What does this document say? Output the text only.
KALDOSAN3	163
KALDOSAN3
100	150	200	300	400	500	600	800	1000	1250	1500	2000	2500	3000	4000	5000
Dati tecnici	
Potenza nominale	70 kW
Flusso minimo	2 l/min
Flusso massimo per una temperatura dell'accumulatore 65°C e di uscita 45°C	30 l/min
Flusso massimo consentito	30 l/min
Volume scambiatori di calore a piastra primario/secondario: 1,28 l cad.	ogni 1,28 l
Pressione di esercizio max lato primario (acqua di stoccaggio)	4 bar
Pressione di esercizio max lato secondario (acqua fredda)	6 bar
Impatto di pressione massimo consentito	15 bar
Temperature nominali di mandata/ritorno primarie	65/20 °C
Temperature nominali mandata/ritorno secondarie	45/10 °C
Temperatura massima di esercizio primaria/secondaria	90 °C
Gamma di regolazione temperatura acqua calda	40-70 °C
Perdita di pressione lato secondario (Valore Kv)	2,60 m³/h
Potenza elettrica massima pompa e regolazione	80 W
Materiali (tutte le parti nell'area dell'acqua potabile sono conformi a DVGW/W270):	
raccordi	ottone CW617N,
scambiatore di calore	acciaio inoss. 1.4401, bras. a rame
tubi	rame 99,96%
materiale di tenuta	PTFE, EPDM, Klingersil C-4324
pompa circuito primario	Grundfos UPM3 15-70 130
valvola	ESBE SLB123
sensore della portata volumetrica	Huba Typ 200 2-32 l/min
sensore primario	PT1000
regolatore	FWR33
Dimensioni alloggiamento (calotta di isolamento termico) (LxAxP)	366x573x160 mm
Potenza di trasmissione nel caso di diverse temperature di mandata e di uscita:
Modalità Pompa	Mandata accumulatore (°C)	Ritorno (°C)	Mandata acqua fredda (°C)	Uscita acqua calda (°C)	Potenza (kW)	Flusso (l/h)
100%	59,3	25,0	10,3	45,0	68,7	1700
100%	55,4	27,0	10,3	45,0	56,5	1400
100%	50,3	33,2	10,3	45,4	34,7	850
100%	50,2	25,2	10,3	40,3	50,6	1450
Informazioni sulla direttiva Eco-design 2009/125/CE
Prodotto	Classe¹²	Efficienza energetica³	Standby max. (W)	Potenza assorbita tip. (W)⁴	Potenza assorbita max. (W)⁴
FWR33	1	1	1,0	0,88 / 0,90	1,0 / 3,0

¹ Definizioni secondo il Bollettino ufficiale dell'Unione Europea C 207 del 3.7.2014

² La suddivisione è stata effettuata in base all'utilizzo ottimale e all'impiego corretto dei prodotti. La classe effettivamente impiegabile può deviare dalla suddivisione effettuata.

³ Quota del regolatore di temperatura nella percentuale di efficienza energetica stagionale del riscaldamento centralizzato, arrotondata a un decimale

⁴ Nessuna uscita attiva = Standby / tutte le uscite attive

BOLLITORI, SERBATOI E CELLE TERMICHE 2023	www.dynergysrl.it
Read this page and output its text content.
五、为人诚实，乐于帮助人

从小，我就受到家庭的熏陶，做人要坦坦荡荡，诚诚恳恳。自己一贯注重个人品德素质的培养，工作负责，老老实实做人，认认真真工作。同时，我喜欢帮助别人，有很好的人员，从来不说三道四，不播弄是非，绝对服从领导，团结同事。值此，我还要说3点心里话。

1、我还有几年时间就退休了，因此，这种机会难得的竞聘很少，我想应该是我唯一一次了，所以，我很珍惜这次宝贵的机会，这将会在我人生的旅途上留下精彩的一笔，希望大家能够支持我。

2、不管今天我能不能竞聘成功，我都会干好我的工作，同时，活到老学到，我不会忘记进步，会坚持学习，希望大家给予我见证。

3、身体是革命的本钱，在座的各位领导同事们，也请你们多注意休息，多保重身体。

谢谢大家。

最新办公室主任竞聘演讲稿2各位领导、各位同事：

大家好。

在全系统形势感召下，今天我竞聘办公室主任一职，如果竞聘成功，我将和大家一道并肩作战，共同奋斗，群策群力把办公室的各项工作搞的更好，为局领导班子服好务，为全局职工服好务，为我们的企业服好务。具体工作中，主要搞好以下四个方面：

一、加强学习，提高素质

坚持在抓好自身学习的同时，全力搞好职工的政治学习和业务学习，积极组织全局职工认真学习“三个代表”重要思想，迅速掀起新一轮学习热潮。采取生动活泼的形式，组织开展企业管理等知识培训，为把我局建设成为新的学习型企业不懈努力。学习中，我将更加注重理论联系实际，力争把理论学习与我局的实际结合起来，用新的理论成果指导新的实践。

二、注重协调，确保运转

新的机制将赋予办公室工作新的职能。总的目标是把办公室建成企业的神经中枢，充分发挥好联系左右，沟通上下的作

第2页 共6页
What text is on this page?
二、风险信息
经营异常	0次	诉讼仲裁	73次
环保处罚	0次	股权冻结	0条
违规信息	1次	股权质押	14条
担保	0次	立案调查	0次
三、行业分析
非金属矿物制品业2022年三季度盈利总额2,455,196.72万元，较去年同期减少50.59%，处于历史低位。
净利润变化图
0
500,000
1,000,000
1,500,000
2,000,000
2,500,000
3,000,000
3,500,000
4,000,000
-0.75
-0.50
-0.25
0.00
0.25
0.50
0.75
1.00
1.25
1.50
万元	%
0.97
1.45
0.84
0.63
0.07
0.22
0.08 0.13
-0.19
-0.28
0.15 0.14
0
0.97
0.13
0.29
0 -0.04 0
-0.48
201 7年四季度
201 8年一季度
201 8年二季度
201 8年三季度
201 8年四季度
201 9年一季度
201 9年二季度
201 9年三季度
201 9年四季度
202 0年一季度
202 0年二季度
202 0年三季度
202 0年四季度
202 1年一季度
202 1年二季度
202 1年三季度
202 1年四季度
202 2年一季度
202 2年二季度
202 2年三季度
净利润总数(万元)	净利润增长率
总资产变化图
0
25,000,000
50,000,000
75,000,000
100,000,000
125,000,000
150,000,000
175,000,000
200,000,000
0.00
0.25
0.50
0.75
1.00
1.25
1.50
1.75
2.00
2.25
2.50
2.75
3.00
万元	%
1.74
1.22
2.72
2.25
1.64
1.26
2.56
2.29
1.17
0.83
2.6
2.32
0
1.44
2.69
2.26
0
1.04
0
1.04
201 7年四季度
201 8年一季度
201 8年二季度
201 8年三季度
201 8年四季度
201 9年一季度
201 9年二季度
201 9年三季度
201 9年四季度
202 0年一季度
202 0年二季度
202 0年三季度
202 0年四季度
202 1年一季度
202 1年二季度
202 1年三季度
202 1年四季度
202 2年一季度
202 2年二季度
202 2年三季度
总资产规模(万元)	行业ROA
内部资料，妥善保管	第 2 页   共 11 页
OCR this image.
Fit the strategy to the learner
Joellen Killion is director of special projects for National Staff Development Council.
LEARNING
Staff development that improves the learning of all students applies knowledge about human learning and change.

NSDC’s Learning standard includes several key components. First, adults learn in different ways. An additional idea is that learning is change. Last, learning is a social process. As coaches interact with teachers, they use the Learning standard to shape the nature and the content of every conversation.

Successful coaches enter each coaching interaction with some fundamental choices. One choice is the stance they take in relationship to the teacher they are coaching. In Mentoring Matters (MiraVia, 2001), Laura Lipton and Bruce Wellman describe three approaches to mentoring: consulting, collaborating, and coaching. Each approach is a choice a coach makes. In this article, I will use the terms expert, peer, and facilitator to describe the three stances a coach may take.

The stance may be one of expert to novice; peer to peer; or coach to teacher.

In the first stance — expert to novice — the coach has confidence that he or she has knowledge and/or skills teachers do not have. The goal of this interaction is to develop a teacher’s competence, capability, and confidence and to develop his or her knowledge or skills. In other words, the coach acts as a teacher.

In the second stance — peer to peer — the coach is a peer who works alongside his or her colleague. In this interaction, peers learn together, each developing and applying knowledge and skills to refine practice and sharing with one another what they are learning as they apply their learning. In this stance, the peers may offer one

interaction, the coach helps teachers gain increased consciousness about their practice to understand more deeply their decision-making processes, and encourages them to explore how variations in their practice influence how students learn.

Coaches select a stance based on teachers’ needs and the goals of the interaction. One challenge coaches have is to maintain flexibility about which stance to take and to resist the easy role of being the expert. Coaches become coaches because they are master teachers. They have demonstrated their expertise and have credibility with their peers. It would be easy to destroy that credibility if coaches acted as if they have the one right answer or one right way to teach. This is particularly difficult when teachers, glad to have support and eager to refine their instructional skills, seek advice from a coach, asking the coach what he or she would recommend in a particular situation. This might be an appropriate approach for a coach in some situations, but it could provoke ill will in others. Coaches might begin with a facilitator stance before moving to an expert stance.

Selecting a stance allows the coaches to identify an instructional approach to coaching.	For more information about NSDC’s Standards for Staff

•••

Of all the lines in the listing above, how many include "Staff"? Write only the number.

◆ **Output for this task**
3